=== RECORDS FOR PROCESSING ===
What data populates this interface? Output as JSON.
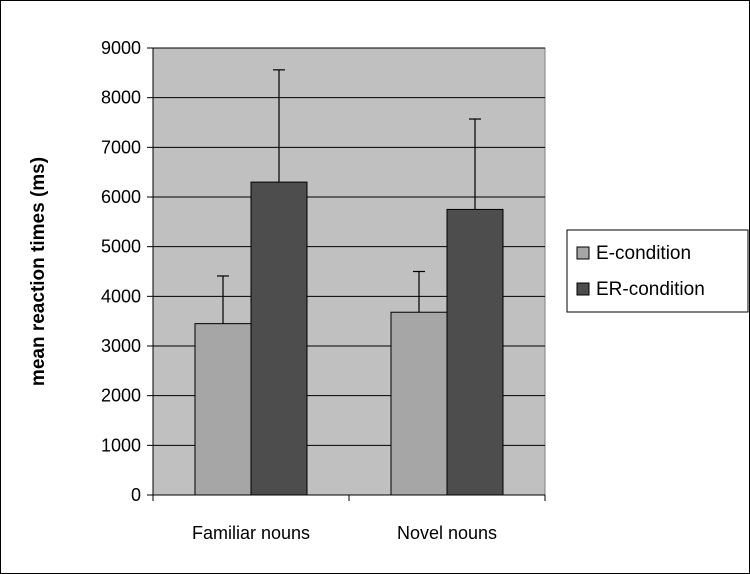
{
  "chart_data": {
    "type": "bar",
    "ylabel": "mean reaction times (ms)",
    "xlabel": "",
    "title": "",
    "categories": [
      "Familiar nouns",
      "Novel nouns"
    ],
    "ylim": [
      0,
      9000
    ],
    "yticks": [
      0,
      1000,
      2000,
      3000,
      4000,
      5000,
      6000,
      7000,
      8000,
      9000
    ],
    "grid": true,
    "legend_position": "right",
    "error_bars": "upper",
    "series": [
      {
        "name": "E-condition",
        "values": [
          3450,
          3680
        ],
        "errors": [
          960,
          820
        ],
        "color": "#a6a6a6"
      },
      {
        "name": "ER-condition",
        "values": [
          6300,
          5750
        ],
        "errors": [
          2260,
          1820
        ],
        "color": "#4d4d4d"
      }
    ],
    "plot_background": "#c0c0c0"
  }
}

=== YOUR GOAL ===
Each entry must be retyped word for word, with every image omitted.

=== CORRECT ANSWER ===
What data populates this interface? Output as JSON.
{
  "chart_data": {
    "type": "bar",
    "ylabel": "mean reaction times (ms)",
    "xlabel": "",
    "title": "",
    "categories": [
      "Familiar nouns",
      "Novel nouns"
    ],
    "ylim": [
      0,
      9000
    ],
    "yticks": [
      0,
      1000,
      2000,
      3000,
      4000,
      5000,
      6000,
      7000,
      8000,
      9000
    ],
    "grid": true,
    "legend_position": "right",
    "error_bars": "upper",
    "series": [
      {
        "name": "E-condition",
        "values": [
          3450,
          3680
        ],
        "errors": [
          960,
          820
        ],
        "color": "#a6a6a6"
      },
      {
        "name": "ER-condition",
        "values": [
          6300,
          5750
        ],
        "errors": [
          2260,
          1820
        ],
        "color": "#4d4d4d"
      }
    ],
    "plot_background": "#c0c0c0"
  }
}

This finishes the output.